**Job**
Drop the images; return everything else in the listing below exactly.

**Task inputs**
= = = = = = =

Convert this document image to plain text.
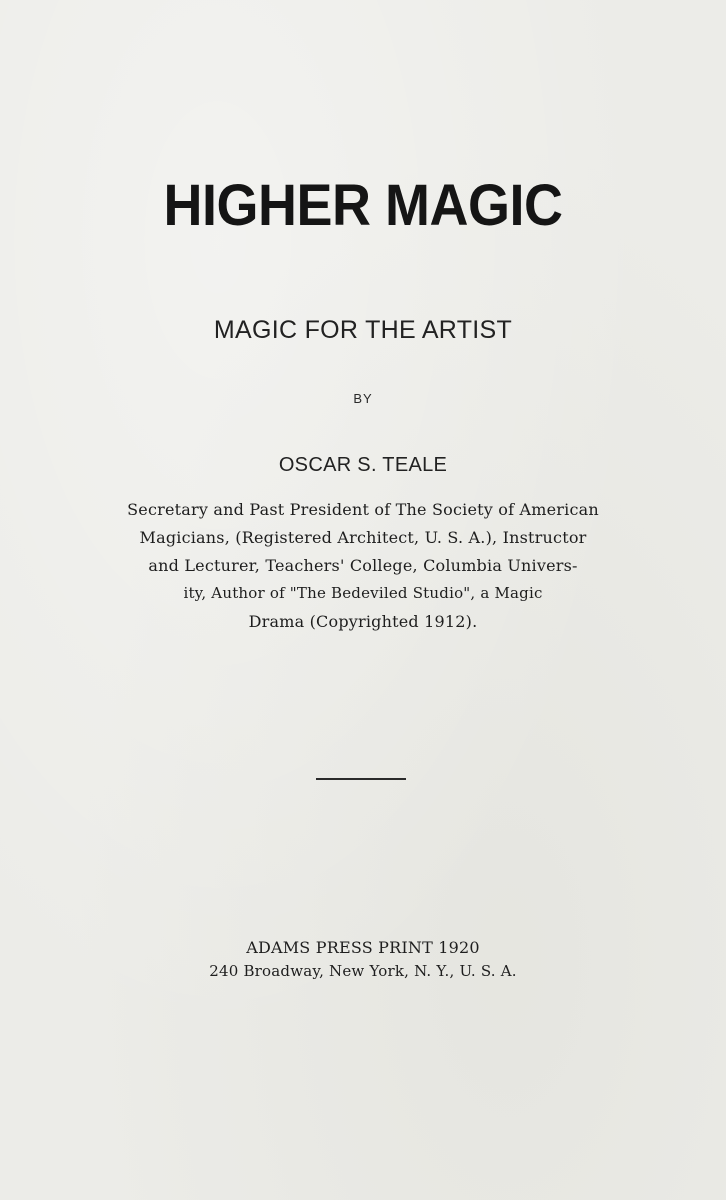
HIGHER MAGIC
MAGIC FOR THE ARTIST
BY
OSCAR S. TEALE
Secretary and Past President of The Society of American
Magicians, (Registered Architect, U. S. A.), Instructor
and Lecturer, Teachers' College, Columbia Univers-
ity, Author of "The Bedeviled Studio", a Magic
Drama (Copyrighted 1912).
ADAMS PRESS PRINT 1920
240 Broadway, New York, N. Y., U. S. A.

= = = = = = =

**Result of the exercise**
Convert this document image to plain text.
HIGHER MAGIC
MAGIC FOR THE ARTIST
BY
OSCAR S. TEALE
Secretary and Past President of The Society of American
Magicians, (Registered Architect, U. S. A.), Instructor
and Lecturer, Teachers' College, Columbia Univers-
ity, Author of "The Bedeviled Studio", a Magic
Drama (Copyrighted 1912).
ADAMS PRESS PRINT 1920
240 Broadway, New York, N. Y., U. S. A.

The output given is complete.